Could you write out every entry exactly as it stands?
----
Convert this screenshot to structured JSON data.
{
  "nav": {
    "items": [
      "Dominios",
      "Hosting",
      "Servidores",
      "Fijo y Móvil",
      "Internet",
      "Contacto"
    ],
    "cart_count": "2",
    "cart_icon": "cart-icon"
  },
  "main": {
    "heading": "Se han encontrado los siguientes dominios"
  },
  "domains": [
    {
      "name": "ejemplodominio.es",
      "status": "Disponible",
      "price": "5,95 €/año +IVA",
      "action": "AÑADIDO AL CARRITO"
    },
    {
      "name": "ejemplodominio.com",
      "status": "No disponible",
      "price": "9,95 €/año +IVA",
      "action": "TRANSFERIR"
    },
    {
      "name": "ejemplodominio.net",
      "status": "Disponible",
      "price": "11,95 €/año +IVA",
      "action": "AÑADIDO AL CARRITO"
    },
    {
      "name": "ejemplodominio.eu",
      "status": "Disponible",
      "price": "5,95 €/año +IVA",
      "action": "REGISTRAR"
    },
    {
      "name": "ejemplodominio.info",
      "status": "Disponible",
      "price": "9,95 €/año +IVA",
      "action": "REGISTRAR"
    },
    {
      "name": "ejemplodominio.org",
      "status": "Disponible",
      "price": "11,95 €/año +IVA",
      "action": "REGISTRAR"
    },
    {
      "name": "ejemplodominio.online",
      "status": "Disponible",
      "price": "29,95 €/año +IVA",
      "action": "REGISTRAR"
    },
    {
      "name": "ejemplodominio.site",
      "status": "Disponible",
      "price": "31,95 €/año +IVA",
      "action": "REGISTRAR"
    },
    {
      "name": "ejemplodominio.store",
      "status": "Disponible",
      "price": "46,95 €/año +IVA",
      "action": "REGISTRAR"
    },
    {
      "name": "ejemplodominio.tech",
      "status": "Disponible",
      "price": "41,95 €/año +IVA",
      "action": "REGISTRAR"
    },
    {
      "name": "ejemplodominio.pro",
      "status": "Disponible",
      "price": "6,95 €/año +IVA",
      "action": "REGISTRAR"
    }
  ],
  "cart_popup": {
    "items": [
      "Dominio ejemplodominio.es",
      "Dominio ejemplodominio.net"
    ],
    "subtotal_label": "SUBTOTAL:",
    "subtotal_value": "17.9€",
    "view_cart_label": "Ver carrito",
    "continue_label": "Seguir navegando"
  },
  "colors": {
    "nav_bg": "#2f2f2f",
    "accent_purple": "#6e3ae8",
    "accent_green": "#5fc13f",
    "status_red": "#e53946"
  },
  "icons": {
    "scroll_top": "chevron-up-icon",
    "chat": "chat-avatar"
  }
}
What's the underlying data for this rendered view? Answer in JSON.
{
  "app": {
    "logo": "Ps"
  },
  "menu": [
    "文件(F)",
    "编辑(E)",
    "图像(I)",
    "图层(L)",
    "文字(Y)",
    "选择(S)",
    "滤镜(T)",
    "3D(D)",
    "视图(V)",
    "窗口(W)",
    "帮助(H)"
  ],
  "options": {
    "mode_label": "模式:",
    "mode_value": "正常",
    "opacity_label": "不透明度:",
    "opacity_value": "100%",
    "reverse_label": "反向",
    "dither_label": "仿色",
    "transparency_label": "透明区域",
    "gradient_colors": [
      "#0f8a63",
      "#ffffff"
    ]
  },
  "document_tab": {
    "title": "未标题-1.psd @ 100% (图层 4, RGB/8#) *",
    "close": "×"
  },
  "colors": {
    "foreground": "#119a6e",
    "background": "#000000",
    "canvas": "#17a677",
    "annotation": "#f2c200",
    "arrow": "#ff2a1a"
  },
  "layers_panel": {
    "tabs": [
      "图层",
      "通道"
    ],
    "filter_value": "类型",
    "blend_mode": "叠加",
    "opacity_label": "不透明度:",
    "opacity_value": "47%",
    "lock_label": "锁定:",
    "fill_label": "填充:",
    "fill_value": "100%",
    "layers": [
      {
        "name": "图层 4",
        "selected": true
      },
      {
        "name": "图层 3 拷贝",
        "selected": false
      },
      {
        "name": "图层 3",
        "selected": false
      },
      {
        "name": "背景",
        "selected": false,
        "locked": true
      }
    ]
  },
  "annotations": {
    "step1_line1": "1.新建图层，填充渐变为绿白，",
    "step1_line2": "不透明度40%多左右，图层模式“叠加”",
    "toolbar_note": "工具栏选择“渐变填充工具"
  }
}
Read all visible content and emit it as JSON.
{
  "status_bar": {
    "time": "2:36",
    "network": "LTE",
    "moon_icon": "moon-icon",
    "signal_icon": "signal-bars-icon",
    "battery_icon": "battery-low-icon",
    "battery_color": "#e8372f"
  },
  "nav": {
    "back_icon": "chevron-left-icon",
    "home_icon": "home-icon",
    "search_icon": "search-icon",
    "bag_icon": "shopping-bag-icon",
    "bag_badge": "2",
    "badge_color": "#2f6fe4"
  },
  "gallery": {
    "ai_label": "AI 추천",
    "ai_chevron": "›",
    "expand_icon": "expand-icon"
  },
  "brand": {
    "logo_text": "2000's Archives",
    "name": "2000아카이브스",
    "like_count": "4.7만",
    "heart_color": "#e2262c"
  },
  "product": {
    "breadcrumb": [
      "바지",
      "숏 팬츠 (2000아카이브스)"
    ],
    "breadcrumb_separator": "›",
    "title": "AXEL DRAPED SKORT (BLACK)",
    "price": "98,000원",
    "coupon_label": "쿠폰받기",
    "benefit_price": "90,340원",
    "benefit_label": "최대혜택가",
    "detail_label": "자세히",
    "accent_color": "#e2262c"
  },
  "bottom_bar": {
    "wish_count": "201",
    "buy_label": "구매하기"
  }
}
----
* Result of this exercise
Convert this screenshot to structured JSON data.
{
  "nav": {
    "items": [
      "Dominios",
      "Hosting",
      "Servidores",
      "Fijo y Móvil",
      "Internet",
      "Contacto"
    ],
    "cart_count": "2",
    "cart_icon": "cart-icon"
  },
  "main": {
    "heading": "Se han encontrado los siguientes dominios"
  },
  "domains": [
    {
      "name": "ejemplodominio.es",
      "status": "Disponible",
      "price": "5,95 €/año +IVA",
      "action": "AÑADIDO AL CARRITO"
    },
    {
      "name": "ejemplodominio.com",
      "status": "No disponible",
      "price": "9,95 €/año +IVA",
      "action": "TRANSFERIR"
    },
    {
      "name": "ejemplodominio.net",
      "status": "Disponible",
      "price": "11,95 €/año +IVA",
      "action": "AÑADIDO AL CARRITO"
    },
    {
      "name": "ejemplodominio.eu",
      "status": "Disponible",
      "price": "5,95 €/año +IVA",
      "action": "REGISTRAR"
    },
    {
      "name": "ejemplodominio.info",
      "status": "Disponible",
      "price": "9,95 €/año +IVA",
      "action": "REGISTRAR"
    },
    {
      "name": "ejemplodominio.org",
      "status": "Disponible",
      "price": "11,95 €/año +IVA",
      "action": "REGISTRAR"
    },
    {
      "name": "ejemplodominio.online",
      "status": "Disponible",
      "price": "29,95 €/año +IVA",
      "action": "REGISTRAR"
    },
    {
      "name": "ejemplodominio.site",
      "status": "Disponible",
      "price": "31,95 €/año +IVA",
      "action": "REGISTRAR"
    },
    {
      "name": "ejemplodominio.store",
      "status": "Disponible",
      "price": "46,95 €/año +IVA",
      "action": "REGISTRAR"
    },
    {
      "name": "ejemplodominio.tech",
      "status": "Disponible",
      "price": "41,95 €/año +IVA",
      "action": "REGISTRAR"
    },
    {
      "name": "ejemplodominio.pro",
      "status": "Disponible",
      "price": "6,95 €/año +IVA",
      "action": "REGISTRAR"
    }
  ],
  "cart_popup": {
    "items": [
      "Dominio ejemplodominio.es",
      "Dominio ejemplodominio.net"
    ],
    "subtotal_label": "SUBTOTAL:",
    "subtotal_value": "17.9€",
    "view_cart_label": "Ver carrito",
    "continue_label": "Seguir navegando"
  },
  "colors": {
    "nav_bg": "#2f2f2f",
    "accent_purple": "#6e3ae8",
    "accent_green": "#5fc13f",
    "status_red": "#e53946"
  },
  "icons": {
    "scroll_top": "chevron-up-icon",
    "chat": "chat-avatar"
  }
}
What's the underlying data for this rendered view? Answer in JSON.
{
  "app": {
    "logo": "Ps"
  },
  "menu": [
    "文件(F)",
    "编辑(E)",
    "图像(I)",
    "图层(L)",
    "文字(Y)",
    "选择(S)",
    "滤镜(T)",
    "3D(D)",
    "视图(V)",
    "窗口(W)",
    "帮助(H)"
  ],
  "options": {
    "mode_label": "模式:",
    "mode_value": "正常",
    "opacity_label": "不透明度:",
    "opacity_value": "100%",
    "reverse_label": "反向",
    "dither_label": "仿色",
    "transparency_label": "透明区域",
    "gradient_colors": [
      "#0f8a63",
      "#ffffff"
    ]
  },
  "document_tab": {
    "title": "未标题-1.psd @ 100% (图层 4, RGB/8#) *",
    "close": "×"
  },
  "colors": {
    "foreground": "#119a6e",
    "background": "#000000",
    "canvas": "#17a677",
    "annotation": "#f2c200",
    "arrow": "#ff2a1a"
  },
  "layers_panel": {
    "tabs": [
      "图层",
      "通道"
    ],
    "filter_value": "类型",
    "blend_mode": "叠加",
    "opacity_label": "不透明度:",
    "opacity_value": "47%",
    "lock_label": "锁定:",
    "fill_label": "填充:",
    "fill_value": "100%",
    "layers": [
      {
        "name": "图层 4",
        "selected": true
      },
      {
        "name": "图层 3 拷贝",
        "selected": false
      },
      {
        "name": "图层 3",
        "selected": false
      },
      {
        "name": "背景",
        "selected": false,
        "locked": true
      }
    ]
  },
  "annotations": {
    "step1_line1": "1.新建图层，填充渐变为绿白，",
    "step1_line2": "不透明度40%多左右，图层模式“叠加”",
    "toolbar_note": "工具栏选择“渐变填充工具"
  }
}
Read all visible content and emit it as JSON.
{
  "status_bar": {
    "time": "2:36",
    "network": "LTE",
    "moon_icon": "moon-icon",
    "signal_icon": "signal-bars-icon",
    "battery_icon": "battery-low-icon",
    "battery_color": "#e8372f"
  },
  "nav": {
    "back_icon": "chevron-left-icon",
    "home_icon": "home-icon",
    "search_icon": "search-icon",
    "bag_icon": "shopping-bag-icon",
    "bag_badge": "2",
    "badge_color": "#2f6fe4"
  },
  "gallery": {
    "ai_label": "AI 추천",
    "ai_chevron": "›",
    "expand_icon": "expand-icon"
  },
  "brand": {
    "logo_text": "2000's Archives",
    "name": "2000아카이브스",
    "like_count": "4.7만",
    "heart_color": "#e2262c"
  },
  "product": {
    "breadcrumb": [
      "바지",
      "숏 팬츠 (2000아카이브스)"
    ],
    "breadcrumb_separator": "›",
    "title": "AXEL DRAPED SKORT (BLACK)",
    "price": "98,000원",
    "coupon_label": "쿠폰받기",
    "benefit_price": "90,340원",
    "benefit_label": "최대혜택가",
    "detail_label": "자세히",
    "accent_color": "#e2262c"
  },
  "bottom_bar": {
    "wish_count": "201",
    "buy_label": "구매하기"
  }
}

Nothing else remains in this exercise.